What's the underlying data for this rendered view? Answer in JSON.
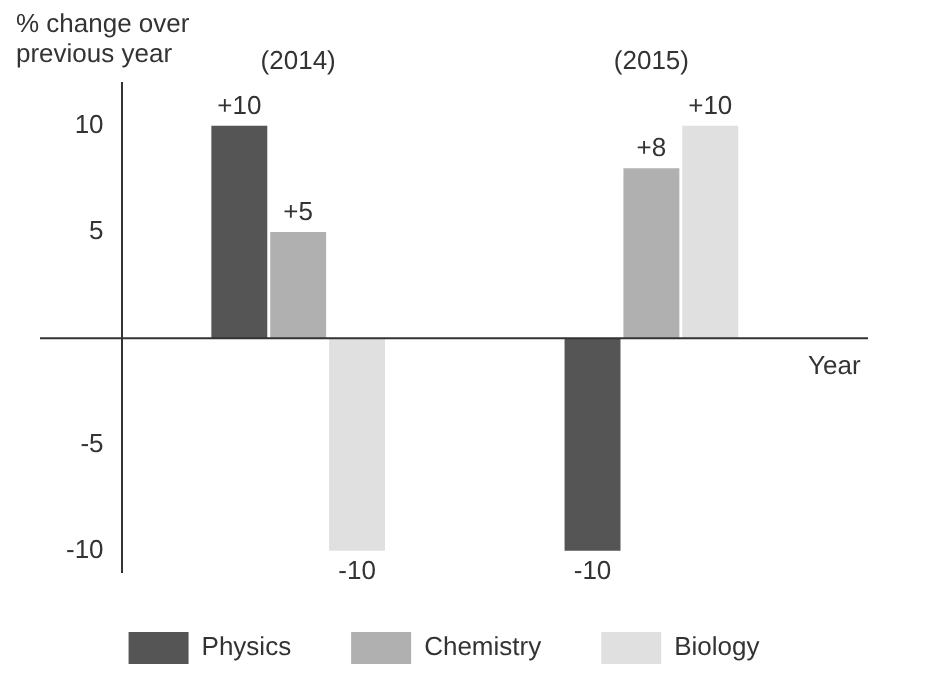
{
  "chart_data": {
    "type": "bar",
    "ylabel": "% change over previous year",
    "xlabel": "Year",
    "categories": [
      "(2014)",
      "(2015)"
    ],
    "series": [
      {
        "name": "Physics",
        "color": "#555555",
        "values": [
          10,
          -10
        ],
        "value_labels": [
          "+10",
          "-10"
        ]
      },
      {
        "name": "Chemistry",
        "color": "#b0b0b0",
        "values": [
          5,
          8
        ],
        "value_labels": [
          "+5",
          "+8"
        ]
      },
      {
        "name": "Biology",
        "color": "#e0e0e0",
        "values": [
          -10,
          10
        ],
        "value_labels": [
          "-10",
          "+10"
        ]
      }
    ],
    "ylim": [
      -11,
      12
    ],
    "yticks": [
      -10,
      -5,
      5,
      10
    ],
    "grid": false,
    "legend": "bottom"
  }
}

# [Stated problem]
Restate the data above word for word. Do not include the images.

# [Finished answer]
What's the underlying data for this rendered view? Answer in JSON.
{
  "chart_data": {
    "type": "bar",
    "ylabel": "% change over previous year",
    "xlabel": "Year",
    "categories": [
      "(2014)",
      "(2015)"
    ],
    "series": [
      {
        "name": "Physics",
        "color": "#555555",
        "values": [
          10,
          -10
        ],
        "value_labels": [
          "+10",
          "-10"
        ]
      },
      {
        "name": "Chemistry",
        "color": "#b0b0b0",
        "values": [
          5,
          8
        ],
        "value_labels": [
          "+5",
          "+8"
        ]
      },
      {
        "name": "Biology",
        "color": "#e0e0e0",
        "values": [
          -10,
          10
        ],
        "value_labels": [
          "-10",
          "+10"
        ]
      }
    ],
    "ylim": [
      -11,
      12
    ],
    "yticks": [
      -10,
      -5,
      5,
      10
    ],
    "grid": false,
    "legend": "bottom"
  }
}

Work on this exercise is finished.